### What this task involves
Track down each line that has the word "values" and copy it.

### Raw data
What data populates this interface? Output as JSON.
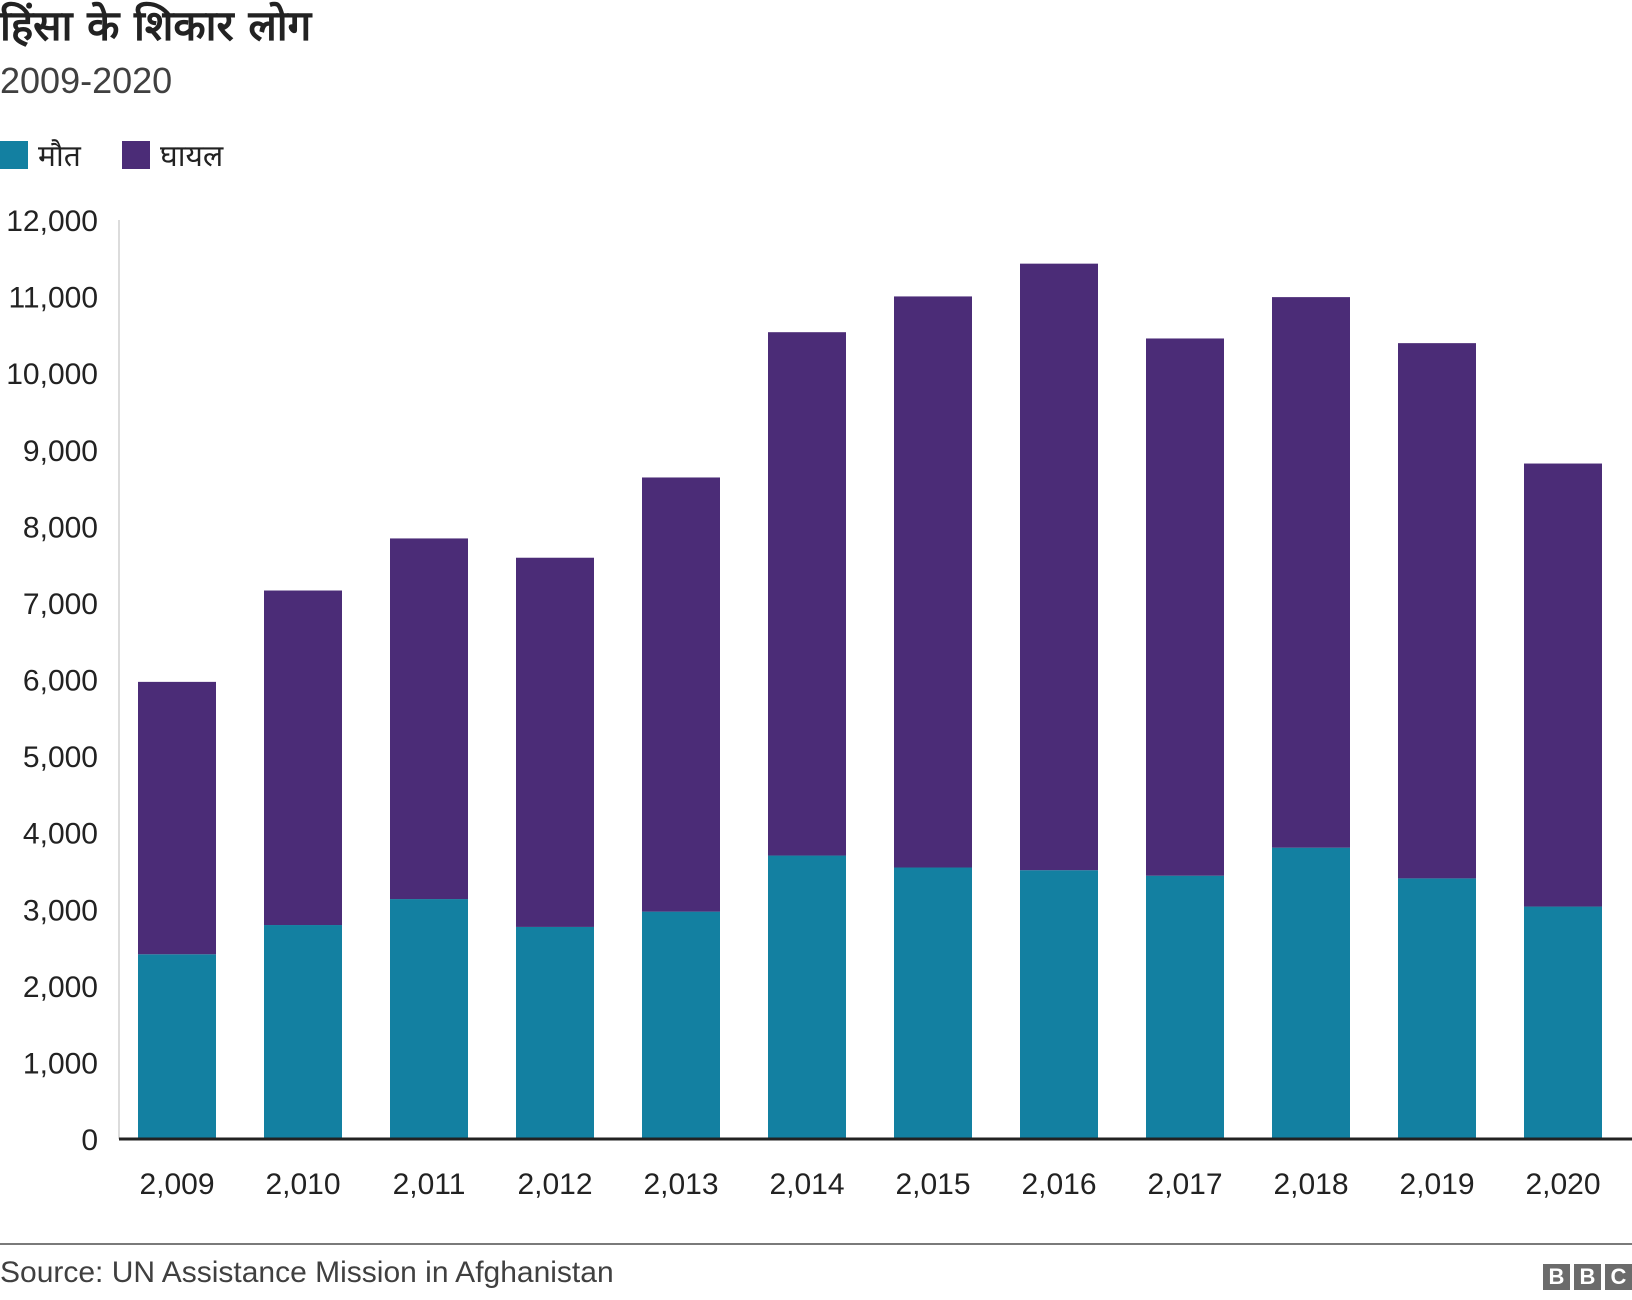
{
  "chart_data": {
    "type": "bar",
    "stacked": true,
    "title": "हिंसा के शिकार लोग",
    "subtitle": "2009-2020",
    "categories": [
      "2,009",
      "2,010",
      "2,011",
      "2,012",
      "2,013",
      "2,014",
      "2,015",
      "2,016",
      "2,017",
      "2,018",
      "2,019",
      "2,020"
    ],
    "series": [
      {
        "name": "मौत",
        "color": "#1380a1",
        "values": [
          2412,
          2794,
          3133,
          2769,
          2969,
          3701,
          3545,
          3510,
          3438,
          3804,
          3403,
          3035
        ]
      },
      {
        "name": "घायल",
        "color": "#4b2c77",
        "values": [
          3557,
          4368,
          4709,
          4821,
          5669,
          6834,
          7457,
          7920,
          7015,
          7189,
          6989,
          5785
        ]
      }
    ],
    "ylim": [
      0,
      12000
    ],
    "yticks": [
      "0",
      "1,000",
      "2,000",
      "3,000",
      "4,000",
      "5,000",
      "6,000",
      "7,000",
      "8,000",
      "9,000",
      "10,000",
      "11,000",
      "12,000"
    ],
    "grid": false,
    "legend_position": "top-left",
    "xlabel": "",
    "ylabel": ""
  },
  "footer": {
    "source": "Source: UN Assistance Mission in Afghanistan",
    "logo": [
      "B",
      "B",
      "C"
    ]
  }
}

---

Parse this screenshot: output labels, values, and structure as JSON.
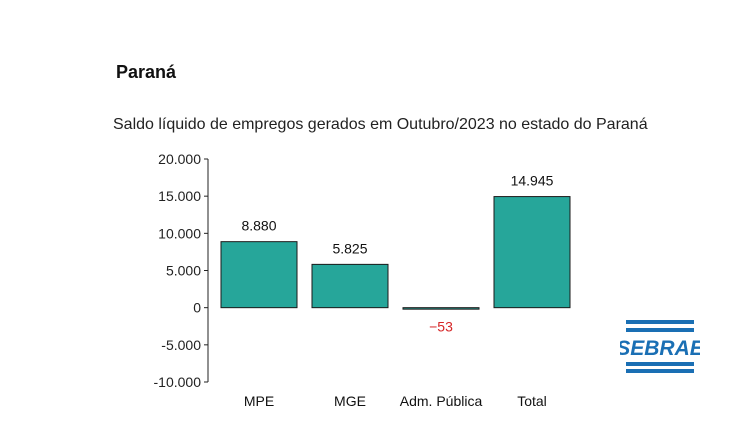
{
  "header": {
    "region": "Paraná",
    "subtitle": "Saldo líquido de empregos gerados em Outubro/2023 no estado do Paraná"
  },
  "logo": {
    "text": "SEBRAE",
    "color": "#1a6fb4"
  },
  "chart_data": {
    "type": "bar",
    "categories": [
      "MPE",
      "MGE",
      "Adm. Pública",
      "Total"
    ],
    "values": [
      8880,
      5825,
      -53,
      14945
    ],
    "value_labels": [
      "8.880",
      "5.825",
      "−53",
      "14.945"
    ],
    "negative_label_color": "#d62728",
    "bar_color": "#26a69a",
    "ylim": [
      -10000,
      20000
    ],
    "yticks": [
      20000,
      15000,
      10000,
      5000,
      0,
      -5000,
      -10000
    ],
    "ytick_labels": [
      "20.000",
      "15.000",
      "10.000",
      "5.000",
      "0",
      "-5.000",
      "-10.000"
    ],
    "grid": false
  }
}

### Solution to the problem
        "values": [
        "values": [
Parse this screenshot: output labels, values, and structure as JSON.
    "values": [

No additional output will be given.